In an effort to make robotics a reality inside its combat formations, the U.S. Army is planning on testing the first prototypes of the Robotic Combat Vehicle by 2021.

"The Army has realized that robotics is going to be critical for our success in the future," Col. William T. Nuckols, director of the newly formed Training and Doctrine Command Project Office for Maneuver Robotics and Autonomous Systems, told Military.com recently.

"We are going to build some tech demonstrators of the Robotic Combat Vehicle and actually get it into the hands of soldiers, ideally between 2020 and 2021," Nuckols said.

These early prototypes will be built from the Army's legacy vehicle platforms, but they "will likely not look like the legacy vehicle," he said.

"The reason you don't want to take ... let's say an Abrams tank," Nuckols said. "Abrams is close to 80 tons now and has a significant sustainment burden. You don't want to have to pay for all of that weight and force protection when you don't have soldiers in the vehicle that you need to protect.

"You could have the same capability on a 25-ton vehicle and potentially have the same lethality as an Abrams," he said.

TRADOC'S Project Office for Maneuver Robotics and Autonomous Systems, or TPO-MRAS, falls under Fort Benning, Georgia's Capabilities Development and Integration Directorate. The new office is supporting the Army's new Cross Functional Team for the Next Generation Combat Vehicle in the Robotic Combat Vehicle effort.

The new robotic prototypes will have all the equipment necessary to make them semi-autonomous, so they can maneuver for short distances and engage targets, Nuckols said.

The effort will be no doubt be challenging, he said, pointing to the recent advances in self-driving cars.

"That is not easy, and that is in a fairly pristine environment with well-defined roads," Nuckols said. "When you take it to that step of combat, which is probably that most chaotic thing that mankind does, that is a whole new ballgame ... especially when you are talking about blowing things up and killing people. You have to be very careful."

The tech demonstrators of the first Robotic Combat Vehicles will be the first step in a long learning process, he said.

"It will be a chance to both test our ability to build a Robotic Combat Vehicle in terms of technology, and it's also going to be an opportunity to assess how the soldiers would use that capability," Nuckols said. "So it will be an operational test as well as a technical test."

If all goes well, "we are looking at potentially building a number of purpose-built Robotic Combat Vehicles sometime immediately following that 2021 experiment," he said.

Critics will argue that the effort resembles the Army's failed Future Combat Systems, an ambitious effort to design a new fleet of lightweight manned and unmanned combat vehicles and other platforms to completely dominate future battlefields, Nuckols said.

But the technology FCS depended on simply did not exist. The Army spent billions on FCS, only to see it fail when then-Defense Secretary Robert Gates killed the 27-ton Manned Ground Vehicles portion of FCS in the 2010 budget while criticizing the advanced design as ill-suited to survive current battlefield threats.

"That was a long time ago, and technology has changed a lot ... and we are trying to glean the things we learned in the past," Nuckols said.

"One of the critical underlying failures of FCS was the theory that you would be able to always see the enemy; that is just not possible. You are not always going to find the enemy first, no matter how good your sensors are and I think the Army understands that," he said. "You can't just always assume that you can have a lighter, less protected vehicle and be able to pick and choose exactly when and how you engage the enemy."

Building combat-ready, robotic vehicles will depend on the lessons learned during the experiments with the tech demonstrators in 2021, Nuckols said.

"We will leverage those technical and operational lessons to guide us in phase two of the operation which is the purpose-built Robotic Combat Vehicle," he said.

"The key thing is, if we don't start, we are never going to get there. Our initial efforts might not meet the expectations of a lot of folks out there, but we've got to start somewhere to learn and improve to get where we know we need to go," Nuckols said.

-=-=-

**STATED EXERCISE:** Set down the passage of the Robotic Combat Vehicle article starting at "But the technology" and ending at "current battlefield threats.", word for word.

**STORED DATA:**
-=-=-

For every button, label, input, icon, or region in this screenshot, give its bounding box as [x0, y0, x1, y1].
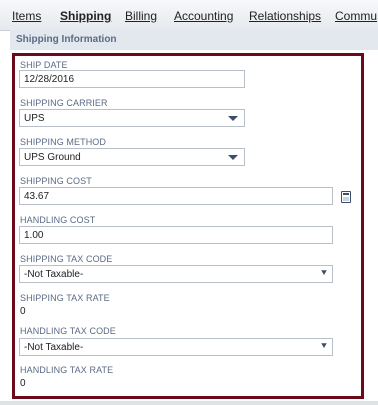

-=-=-

**SOLUTION TO THE EXERCISE:**
But the technology FCS depended on simply did not exist. The Army spent billions on FCS, only to see it fail when then-Defense Secretary Robert Gates killed the 27-ton Manned Ground Vehicles portion of FCS in the 2010 budget while criticizing the advanced design as ill-suited to survive current battlefield threats.